== The exercise ==
Copy each line holding the string "object".

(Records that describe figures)
————

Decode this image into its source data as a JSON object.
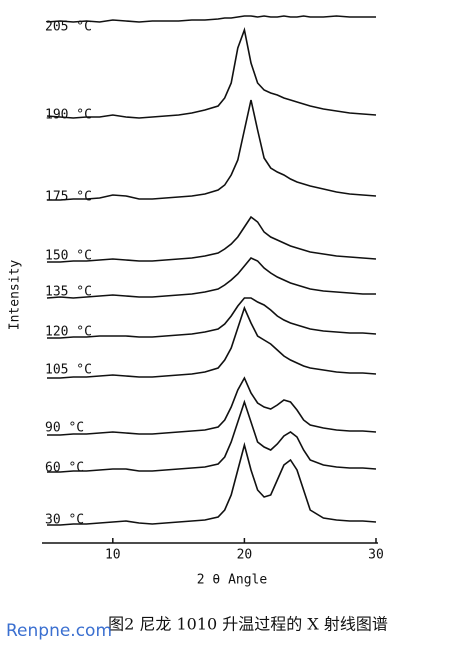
{
  "chart_data": {
    "type": "line",
    "x_label": "2 θ Angle",
    "y_label": "Intensity",
    "caption": "图2 尼龙 1010 升温过程的 X 射线图谱",
    "x": [
      5,
      6,
      7,
      8,
      9,
      10,
      11,
      12,
      13,
      14,
      15,
      16,
      17,
      18,
      18.5,
      19,
      19.5,
      20,
      20.5,
      21,
      21.5,
      22,
      22.5,
      23,
      23.5,
      24,
      24.5,
      25,
      26,
      27,
      28,
      29,
      30
    ],
    "xlim": [
      5,
      30
    ],
    "xticks": [
      10,
      20,
      30
    ],
    "series": [
      {
        "name": "205 °C",
        "color": "#111111",
        "values": [
          0,
          1,
          0,
          1,
          0,
          2,
          1,
          0,
          1,
          1,
          1,
          2,
          2,
          3,
          4,
          4,
          5,
          6,
          6,
          5,
          6,
          5,
          5,
          6,
          5,
          5,
          6,
          5,
          5,
          6,
          5,
          5,
          5
        ]
      },
      {
        "name": "190 °C",
        "color": "#111111",
        "values": [
          2,
          1,
          0,
          1,
          1,
          3,
          1,
          0,
          1,
          2,
          3,
          5,
          8,
          12,
          20,
          35,
          70,
          88,
          55,
          35,
          28,
          25,
          23,
          20,
          18,
          16,
          14,
          12,
          9,
          7,
          5,
          4,
          3
        ]
      },
      {
        "name": "175 °C",
        "color": "#111111",
        "values": [
          0,
          0,
          1,
          1,
          2,
          5,
          4,
          1,
          1,
          2,
          3,
          4,
          6,
          10,
          15,
          25,
          40,
          70,
          100,
          70,
          42,
          32,
          28,
          25,
          21,
          18,
          16,
          14,
          11,
          8,
          6,
          5,
          4
        ]
      },
      {
        "name": "150 °C",
        "color": "#111111",
        "values": [
          0,
          0,
          1,
          1,
          2,
          3,
          2,
          1,
          1,
          2,
          3,
          4,
          6,
          9,
          13,
          18,
          25,
          35,
          45,
          40,
          30,
          25,
          22,
          19,
          16,
          14,
          12,
          10,
          8,
          6,
          5,
          4,
          3
        ]
      },
      {
        "name": "135 °C",
        "color": "#111111",
        "values": [
          0,
          1,
          0,
          1,
          2,
          3,
          2,
          1,
          1,
          2,
          3,
          4,
          6,
          9,
          13,
          18,
          24,
          32,
          40,
          37,
          30,
          25,
          21,
          18,
          15,
          13,
          11,
          9,
          7,
          6,
          5,
          4,
          4
        ]
      },
      {
        "name": "120 °C",
        "color": "#111111",
        "values": [
          0,
          0,
          1,
          1,
          2,
          2,
          2,
          1,
          1,
          2,
          3,
          4,
          6,
          9,
          14,
          22,
          32,
          40,
          40,
          36,
          33,
          28,
          22,
          18,
          15,
          13,
          11,
          9,
          7,
          6,
          5,
          5,
          4
        ]
      },
      {
        "name": "105 °C",
        "color": "#111111",
        "values": [
          0,
          0,
          1,
          1,
          2,
          3,
          2,
          1,
          1,
          2,
          3,
          4,
          6,
          10,
          18,
          30,
          50,
          70,
          55,
          42,
          38,
          34,
          28,
          22,
          18,
          15,
          12,
          10,
          8,
          6,
          5,
          5,
          4
        ]
      },
      {
        "name": "90 °C",
        "color": "#111111",
        "values": [
          0,
          0,
          1,
          1,
          2,
          3,
          2,
          1,
          1,
          2,
          3,
          4,
          5,
          8,
          15,
          28,
          45,
          57,
          42,
          32,
          28,
          26,
          30,
          35,
          33,
          25,
          15,
          10,
          7,
          5,
          4,
          4,
          3
        ]
      },
      {
        "name": "60 °C",
        "color": "#111111",
        "values": [
          0,
          0,
          1,
          1,
          2,
          3,
          3,
          1,
          1,
          2,
          3,
          4,
          5,
          8,
          15,
          30,
          50,
          70,
          50,
          30,
          25,
          22,
          28,
          36,
          40,
          35,
          22,
          12,
          7,
          5,
          4,
          4,
          3
        ]
      },
      {
        "name": "30 °C",
        "color": "#111111",
        "values": [
          0,
          0,
          1,
          1,
          2,
          3,
          4,
          2,
          1,
          2,
          3,
          4,
          5,
          8,
          15,
          30,
          55,
          80,
          55,
          35,
          28,
          30,
          45,
          60,
          65,
          55,
          35,
          15,
          7,
          5,
          4,
          4,
          3
        ]
      }
    ]
  },
  "watermark": "Renpne.com"
}
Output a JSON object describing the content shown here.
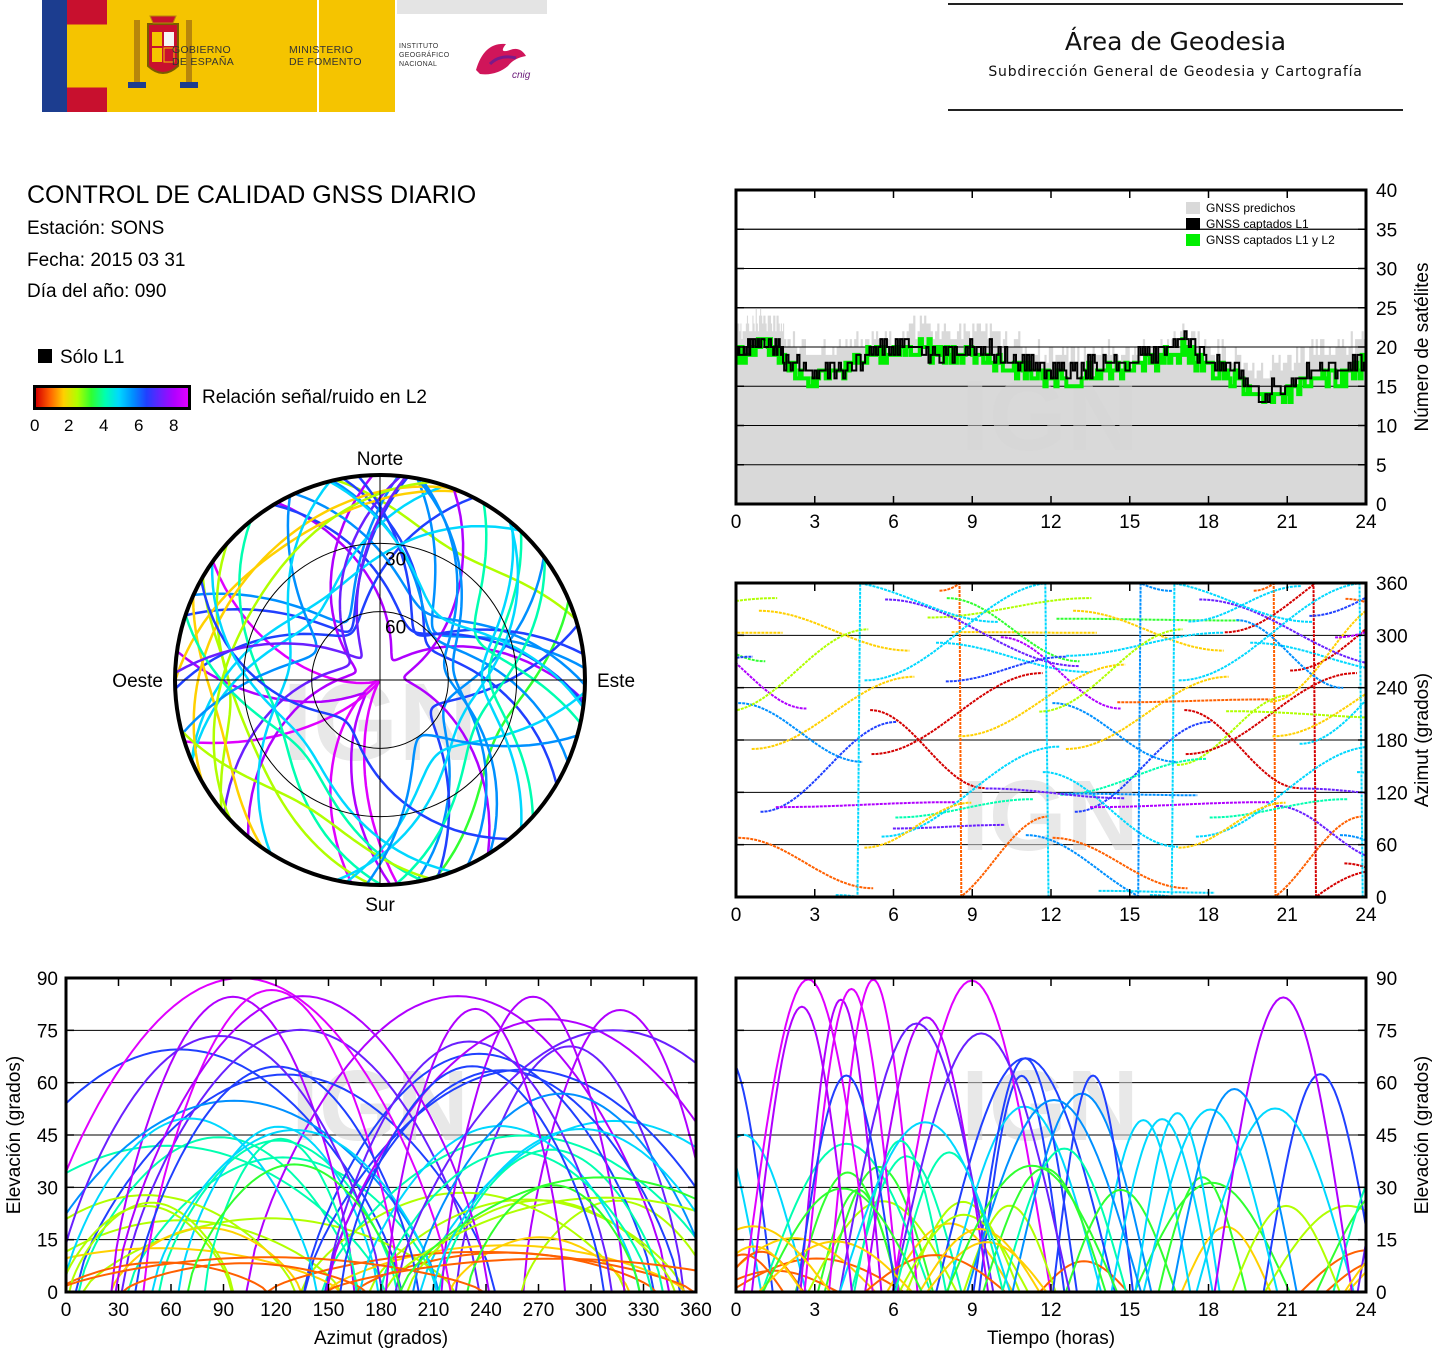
{
  "header": {
    "gov_line1": "GOBIERNO",
    "gov_line2": "DE ESPAÑA",
    "ministry_line1": "MINISTERIO",
    "ministry_line2": "DE FOMENTO",
    "ign_line1": "INSTITUTO",
    "ign_line2": "GEOGRÁFICO",
    "ign_line3": "NACIONAL",
    "cnig": "cnig",
    "area_title": "Área de Geodesia",
    "area_subtitle": "Subdirección General de Geodesia y Cartografía"
  },
  "report": {
    "title": "CONTROL DE CALIDAD GNSS DIARIO",
    "station": "Estación: SONS",
    "date": "Fecha: 2015 03 31",
    "doy": "Día del año: 090"
  },
  "legend": {
    "l1_only": "Sólo L1",
    "snr_label": "Relación señal/ruido en L2",
    "snr_ticks": [
      "0",
      "2",
      "4",
      "6",
      "8"
    ],
    "colors": [
      "#d40000",
      "#ff6000",
      "#ffd000",
      "#b0ff00",
      "#30ff30",
      "#00ffb0",
      "#00d8ff",
      "#0090ff",
      "#2040ff",
      "#6a20ff",
      "#b000ff",
      "#e000ff"
    ]
  },
  "watermark": "IGN",
  "chart_data": [
    {
      "id": "satellite-count",
      "type": "area",
      "xlabel": "",
      "ylabel": "Número de satélites",
      "xlim": [
        0,
        24
      ],
      "ylim": [
        0,
        40
      ],
      "xticks": [
        0,
        3,
        6,
        9,
        12,
        15,
        18,
        21,
        24
      ],
      "yticks": [
        0,
        5,
        10,
        15,
        20,
        25,
        30,
        35,
        40
      ],
      "grid": true,
      "legend_position": "top-right",
      "series": [
        {
          "name": "GNSS predichos",
          "color": "#d9d9d9",
          "x": [
            0,
            0.5,
            1,
            1.5,
            2,
            3,
            4,
            5,
            6,
            7,
            8,
            9,
            10,
            11,
            12,
            13,
            14,
            15,
            16,
            17,
            18,
            19,
            20,
            21,
            22,
            23,
            24
          ],
          "values": [
            22,
            23,
            24,
            23,
            21,
            19,
            20,
            21,
            21,
            23,
            22,
            22,
            21,
            20,
            19,
            19,
            20,
            19,
            20,
            22,
            20,
            19,
            17,
            18,
            20,
            20,
            21
          ]
        },
        {
          "name": "GNSS captados L1",
          "color": "#000000",
          "x": [
            0,
            0.5,
            1,
            1.5,
            2,
            3,
            4,
            5,
            6,
            7,
            8,
            9,
            10,
            11,
            12,
            13,
            14,
            15,
            16,
            17,
            18,
            19,
            20,
            21,
            22,
            23,
            24
          ],
          "values": [
            19,
            20,
            21,
            20,
            18,
            17,
            17,
            19,
            20,
            20,
            19,
            20,
            19,
            18,
            17,
            17,
            18,
            18,
            19,
            21,
            18,
            17,
            14,
            15,
            17,
            17,
            19
          ]
        },
        {
          "name": "GNSS captados L1 y L2",
          "color": "#00ee00",
          "x": [
            0,
            0.5,
            1,
            1.5,
            2,
            3,
            4,
            5,
            6,
            7,
            8,
            9,
            10,
            11,
            12,
            13,
            14,
            15,
            16,
            17,
            18,
            19,
            20,
            21,
            22,
            23,
            24
          ],
          "values": [
            19,
            19,
            21,
            19,
            17,
            16,
            17,
            19,
            19,
            20,
            19,
            19,
            18,
            17,
            16,
            16,
            17,
            17,
            18,
            20,
            17,
            16,
            13,
            14,
            16,
            16,
            18
          ]
        }
      ]
    },
    {
      "id": "azimuth-vs-time",
      "type": "scatter",
      "xlabel": "",
      "ylabel": "Azimut (grados)",
      "xlim": [
        0,
        24
      ],
      "ylim": [
        0,
        360
      ],
      "xticks": [
        0,
        3,
        6,
        9,
        12,
        15,
        18,
        21,
        24
      ],
      "yticks": [
        0,
        60,
        120,
        180,
        240,
        300,
        360
      ],
      "grid": true
    },
    {
      "id": "skyplot",
      "type": "scatter",
      "labels": {
        "north": "Norte",
        "south": "Sur",
        "east": "Este",
        "west": "Oeste"
      },
      "rings": [
        30,
        60
      ]
    },
    {
      "id": "elevation-vs-azimuth",
      "type": "scatter",
      "xlabel": "Azimut (grados)",
      "ylabel": "Elevación (grados)",
      "xlim": [
        0,
        360
      ],
      "ylim": [
        0,
        90
      ],
      "xticks": [
        0,
        30,
        60,
        90,
        120,
        150,
        180,
        210,
        240,
        270,
        300,
        330,
        360
      ],
      "yticks": [
        0,
        15,
        30,
        45,
        60,
        75,
        90
      ],
      "grid": true
    },
    {
      "id": "elevation-vs-time",
      "type": "scatter",
      "xlabel": "Tiempo (horas)",
      "ylabel": "Elevación (grados)",
      "xlim": [
        0,
        24
      ],
      "ylim": [
        0,
        90
      ],
      "xticks": [
        0,
        3,
        6,
        9,
        12,
        15,
        18,
        21,
        24
      ],
      "yticks": [
        0,
        15,
        30,
        45,
        60,
        75,
        90
      ],
      "grid": true
    }
  ]
}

————

== Final answer ==
Decode this image into its source data as a JSON object.
Output a JSON object describing the content shown here.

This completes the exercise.